- WORK TO DO
Your task is to print all of the data word for word.

(Figure contents as structured data)

────────

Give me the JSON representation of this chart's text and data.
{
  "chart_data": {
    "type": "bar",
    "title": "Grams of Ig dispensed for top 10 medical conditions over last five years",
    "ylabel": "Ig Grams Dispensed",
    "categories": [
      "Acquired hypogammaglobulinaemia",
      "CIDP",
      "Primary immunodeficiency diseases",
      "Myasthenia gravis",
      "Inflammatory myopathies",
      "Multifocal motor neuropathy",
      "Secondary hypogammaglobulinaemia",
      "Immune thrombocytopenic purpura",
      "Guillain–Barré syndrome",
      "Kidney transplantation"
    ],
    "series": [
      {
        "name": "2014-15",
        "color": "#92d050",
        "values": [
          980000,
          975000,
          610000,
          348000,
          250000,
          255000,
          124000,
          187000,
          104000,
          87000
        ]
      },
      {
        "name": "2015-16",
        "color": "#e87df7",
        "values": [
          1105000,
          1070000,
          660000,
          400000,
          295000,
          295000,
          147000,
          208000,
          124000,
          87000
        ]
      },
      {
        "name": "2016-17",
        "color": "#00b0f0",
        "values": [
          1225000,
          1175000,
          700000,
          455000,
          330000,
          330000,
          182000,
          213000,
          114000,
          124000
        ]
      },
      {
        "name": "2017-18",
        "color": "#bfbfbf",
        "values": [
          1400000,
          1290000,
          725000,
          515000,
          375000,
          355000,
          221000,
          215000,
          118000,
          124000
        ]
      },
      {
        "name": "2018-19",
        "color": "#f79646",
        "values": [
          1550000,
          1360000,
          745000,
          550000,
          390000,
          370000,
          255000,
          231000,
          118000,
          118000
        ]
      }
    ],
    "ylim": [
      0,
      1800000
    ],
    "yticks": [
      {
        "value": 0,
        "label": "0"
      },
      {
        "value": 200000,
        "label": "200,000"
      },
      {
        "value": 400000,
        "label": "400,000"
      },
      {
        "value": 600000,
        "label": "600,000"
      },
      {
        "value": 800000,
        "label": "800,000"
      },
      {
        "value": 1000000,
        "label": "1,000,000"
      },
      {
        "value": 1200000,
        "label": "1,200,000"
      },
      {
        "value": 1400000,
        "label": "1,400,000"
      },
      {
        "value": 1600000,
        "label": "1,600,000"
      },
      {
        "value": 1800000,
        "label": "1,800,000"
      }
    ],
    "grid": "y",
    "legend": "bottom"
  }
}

────────

- RESULT OF THE EXERCISE
Give me the JSON representation of this chart's text and data.
{
  "chart_data": {
    "type": "bar",
    "title": "Grams of Ig dispensed for top 10 medical conditions over last five years",
    "ylabel": "Ig Grams Dispensed",
    "categories": [
      "Acquired hypogammaglobulinaemia",
      "CIDP",
      "Primary immunodeficiency diseases",
      "Myasthenia gravis",
      "Inflammatory myopathies",
      "Multifocal motor neuropathy",
      "Secondary hypogammaglobulinaemia",
      "Immune thrombocytopenic purpura",
      "Guillain–Barré syndrome",
      "Kidney transplantation"
    ],
    "series": [
      {
        "name": "2014-15",
        "color": "#92d050",
        "values": [
          980000,
          975000,
          610000,
          348000,
          250000,
          255000,
          124000,
          187000,
          104000,
          87000
        ]
      },
      {
        "name": "2015-16",
        "color": "#e87df7",
        "values": [
          1105000,
          1070000,
          660000,
          400000,
          295000,
          295000,
          147000,
          208000,
          124000,
          87000
        ]
      },
      {
        "name": "2016-17",
        "color": "#00b0f0",
        "values": [
          1225000,
          1175000,
          700000,
          455000,
          330000,
          330000,
          182000,
          213000,
          114000,
          124000
        ]
      },
      {
        "name": "2017-18",
        "color": "#bfbfbf",
        "values": [
          1400000,
          1290000,
          725000,
          515000,
          375000,
          355000,
          221000,
          215000,
          118000,
          124000
        ]
      },
      {
        "name": "2018-19",
        "color": "#f79646",
        "values": [
          1550000,
          1360000,
          745000,
          550000,
          390000,
          370000,
          255000,
          231000,
          118000,
          118000
        ]
      }
    ],
    "ylim": [
      0,
      1800000
    ],
    "yticks": [
      {
        "value": 0,
        "label": "0"
      },
      {
        "value": 200000,
        "label": "200,000"
      },
      {
        "value": 400000,
        "label": "400,000"
      },
      {
        "value": 600000,
        "label": "600,000"
      },
      {
        "value": 800000,
        "label": "800,000"
      },
      {
        "value": 1000000,
        "label": "1,000,000"
      },
      {
        "value": 1200000,
        "label": "1,200,000"
      },
      {
        "value": 1400000,
        "label": "1,400,000"
      },
      {
        "value": 1600000,
        "label": "1,600,000"
      },
      {
        "value": 1800000,
        "label": "1,800,000"
      }
    ],
    "grid": "y",
    "legend": "bottom"
  }
}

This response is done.